Work instructions
Determine the number of lines in the data that contain "Festivals", and write only that number.

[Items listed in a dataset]
= = = = = = =

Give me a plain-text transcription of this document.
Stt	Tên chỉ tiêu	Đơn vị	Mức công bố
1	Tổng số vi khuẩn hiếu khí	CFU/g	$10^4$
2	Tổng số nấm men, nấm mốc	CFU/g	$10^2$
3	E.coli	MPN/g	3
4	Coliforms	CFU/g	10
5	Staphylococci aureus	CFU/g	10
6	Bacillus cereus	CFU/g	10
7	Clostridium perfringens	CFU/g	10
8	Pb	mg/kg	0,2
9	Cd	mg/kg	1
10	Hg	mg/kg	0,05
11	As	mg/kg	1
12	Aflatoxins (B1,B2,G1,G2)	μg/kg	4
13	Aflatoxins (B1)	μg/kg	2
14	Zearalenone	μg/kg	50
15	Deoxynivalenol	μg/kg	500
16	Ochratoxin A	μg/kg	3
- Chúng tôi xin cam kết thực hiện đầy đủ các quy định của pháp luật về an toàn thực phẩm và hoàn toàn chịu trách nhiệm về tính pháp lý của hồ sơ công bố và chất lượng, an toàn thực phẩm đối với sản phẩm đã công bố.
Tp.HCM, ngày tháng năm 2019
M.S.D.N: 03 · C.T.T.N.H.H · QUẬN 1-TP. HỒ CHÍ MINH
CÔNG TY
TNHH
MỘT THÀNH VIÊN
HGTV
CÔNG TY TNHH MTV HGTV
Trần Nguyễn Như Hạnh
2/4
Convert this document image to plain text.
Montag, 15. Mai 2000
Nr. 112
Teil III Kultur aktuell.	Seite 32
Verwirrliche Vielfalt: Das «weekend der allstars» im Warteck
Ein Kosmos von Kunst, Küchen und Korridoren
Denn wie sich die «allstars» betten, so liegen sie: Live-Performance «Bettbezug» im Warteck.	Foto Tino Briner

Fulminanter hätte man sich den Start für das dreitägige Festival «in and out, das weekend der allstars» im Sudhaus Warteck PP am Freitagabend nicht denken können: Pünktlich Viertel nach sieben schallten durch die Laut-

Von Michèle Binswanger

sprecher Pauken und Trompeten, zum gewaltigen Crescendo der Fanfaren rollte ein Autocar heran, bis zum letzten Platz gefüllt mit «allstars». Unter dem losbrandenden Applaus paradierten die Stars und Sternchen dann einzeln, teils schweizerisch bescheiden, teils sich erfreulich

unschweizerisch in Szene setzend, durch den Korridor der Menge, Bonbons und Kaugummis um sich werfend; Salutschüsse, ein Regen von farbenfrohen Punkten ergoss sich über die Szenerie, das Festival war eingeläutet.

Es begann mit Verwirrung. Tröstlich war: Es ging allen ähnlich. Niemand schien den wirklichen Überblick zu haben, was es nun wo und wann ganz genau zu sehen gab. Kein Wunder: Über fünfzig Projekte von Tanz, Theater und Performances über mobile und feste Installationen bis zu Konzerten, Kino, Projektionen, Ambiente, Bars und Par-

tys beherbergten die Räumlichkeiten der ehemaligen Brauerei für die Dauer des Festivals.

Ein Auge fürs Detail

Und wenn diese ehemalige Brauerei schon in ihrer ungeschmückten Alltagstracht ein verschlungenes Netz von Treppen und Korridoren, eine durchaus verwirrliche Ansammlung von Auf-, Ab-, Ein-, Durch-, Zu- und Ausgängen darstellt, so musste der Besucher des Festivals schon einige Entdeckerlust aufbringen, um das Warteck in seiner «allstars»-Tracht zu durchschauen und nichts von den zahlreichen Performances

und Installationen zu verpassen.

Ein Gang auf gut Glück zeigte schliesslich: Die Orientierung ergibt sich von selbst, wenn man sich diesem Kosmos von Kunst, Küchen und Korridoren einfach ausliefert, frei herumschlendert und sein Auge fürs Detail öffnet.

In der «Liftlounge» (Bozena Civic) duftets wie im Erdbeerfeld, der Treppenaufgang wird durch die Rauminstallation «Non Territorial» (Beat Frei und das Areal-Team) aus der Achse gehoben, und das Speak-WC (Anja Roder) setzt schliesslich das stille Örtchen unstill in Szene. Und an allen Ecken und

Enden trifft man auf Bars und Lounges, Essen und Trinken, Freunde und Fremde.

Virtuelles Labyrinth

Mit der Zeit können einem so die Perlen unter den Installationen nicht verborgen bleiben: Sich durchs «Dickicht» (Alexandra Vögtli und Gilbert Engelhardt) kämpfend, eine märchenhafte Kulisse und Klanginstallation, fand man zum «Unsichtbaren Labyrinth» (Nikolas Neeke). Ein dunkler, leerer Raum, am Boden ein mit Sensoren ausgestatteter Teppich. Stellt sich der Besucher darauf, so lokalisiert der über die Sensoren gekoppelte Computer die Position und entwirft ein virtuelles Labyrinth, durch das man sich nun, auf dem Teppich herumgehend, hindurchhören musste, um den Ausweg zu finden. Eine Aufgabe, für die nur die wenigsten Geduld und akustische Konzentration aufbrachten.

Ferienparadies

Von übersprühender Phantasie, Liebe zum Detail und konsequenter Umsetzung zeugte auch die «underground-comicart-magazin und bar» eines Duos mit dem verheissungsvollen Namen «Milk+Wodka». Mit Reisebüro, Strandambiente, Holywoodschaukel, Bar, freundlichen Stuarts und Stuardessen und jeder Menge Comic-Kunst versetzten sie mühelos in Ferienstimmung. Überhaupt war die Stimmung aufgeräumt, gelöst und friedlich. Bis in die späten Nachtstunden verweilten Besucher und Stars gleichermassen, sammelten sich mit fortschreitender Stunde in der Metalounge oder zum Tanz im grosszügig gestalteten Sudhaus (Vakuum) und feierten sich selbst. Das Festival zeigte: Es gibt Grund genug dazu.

= = = = = = =

Problem solution
2